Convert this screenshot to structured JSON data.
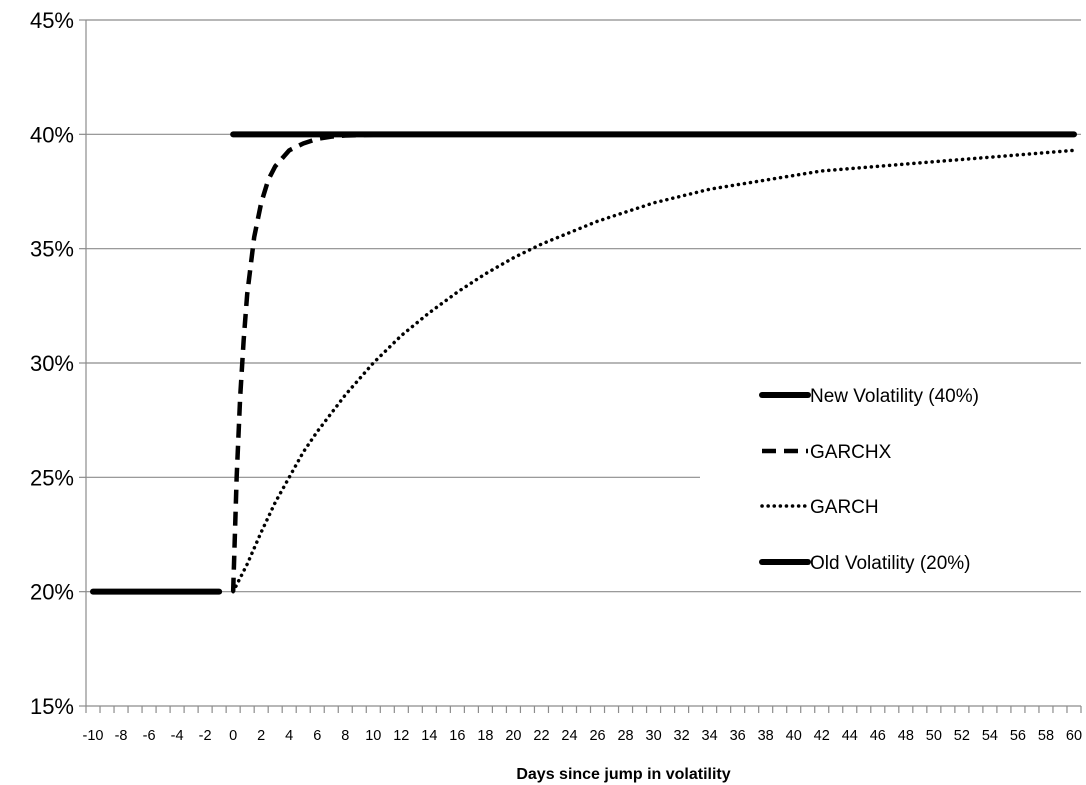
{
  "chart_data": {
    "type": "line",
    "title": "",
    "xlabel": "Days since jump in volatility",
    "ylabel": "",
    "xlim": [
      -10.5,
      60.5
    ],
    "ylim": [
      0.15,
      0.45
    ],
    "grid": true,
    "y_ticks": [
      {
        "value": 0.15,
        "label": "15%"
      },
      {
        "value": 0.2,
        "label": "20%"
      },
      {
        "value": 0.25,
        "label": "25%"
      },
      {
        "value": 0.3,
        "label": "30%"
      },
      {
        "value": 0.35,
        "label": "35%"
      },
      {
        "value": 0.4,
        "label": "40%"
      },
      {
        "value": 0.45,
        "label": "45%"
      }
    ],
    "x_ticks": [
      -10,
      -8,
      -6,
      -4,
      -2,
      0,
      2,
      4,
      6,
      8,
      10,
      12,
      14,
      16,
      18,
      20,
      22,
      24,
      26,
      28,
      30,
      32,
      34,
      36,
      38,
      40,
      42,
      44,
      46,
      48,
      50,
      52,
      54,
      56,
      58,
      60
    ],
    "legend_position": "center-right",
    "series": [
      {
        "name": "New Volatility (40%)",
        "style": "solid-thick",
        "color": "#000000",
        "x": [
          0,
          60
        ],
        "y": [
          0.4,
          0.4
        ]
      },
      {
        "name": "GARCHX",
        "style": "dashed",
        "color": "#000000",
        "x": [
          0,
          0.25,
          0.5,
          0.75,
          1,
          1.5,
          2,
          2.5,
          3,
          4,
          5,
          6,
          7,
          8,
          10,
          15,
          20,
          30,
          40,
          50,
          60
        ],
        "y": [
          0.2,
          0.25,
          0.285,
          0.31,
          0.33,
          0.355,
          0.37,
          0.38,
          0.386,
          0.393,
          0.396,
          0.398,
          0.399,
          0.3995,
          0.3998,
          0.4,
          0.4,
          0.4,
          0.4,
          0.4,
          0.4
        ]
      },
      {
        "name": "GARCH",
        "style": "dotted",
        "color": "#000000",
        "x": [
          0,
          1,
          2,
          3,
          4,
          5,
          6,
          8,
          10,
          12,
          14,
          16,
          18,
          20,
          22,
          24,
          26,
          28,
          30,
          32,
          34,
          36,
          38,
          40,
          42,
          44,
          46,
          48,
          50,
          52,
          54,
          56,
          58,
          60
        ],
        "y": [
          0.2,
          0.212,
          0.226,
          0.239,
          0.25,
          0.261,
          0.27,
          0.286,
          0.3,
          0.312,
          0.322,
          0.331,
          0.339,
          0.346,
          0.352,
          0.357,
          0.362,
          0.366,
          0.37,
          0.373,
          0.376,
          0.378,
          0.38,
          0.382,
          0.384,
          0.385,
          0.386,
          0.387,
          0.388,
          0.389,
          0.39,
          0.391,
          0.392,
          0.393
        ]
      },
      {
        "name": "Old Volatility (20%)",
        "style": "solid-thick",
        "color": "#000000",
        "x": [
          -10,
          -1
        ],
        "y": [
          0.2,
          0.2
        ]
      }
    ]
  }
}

EXERCISE TASK —
Look through the data and show every line containing "value".

RESULT —
        "value": 0.15,
        "value": 0.2,
        "value": 0.25,
        "value": 0.3,
        "value": 0.35,
        "value": 0.4,
        "value": 0.45,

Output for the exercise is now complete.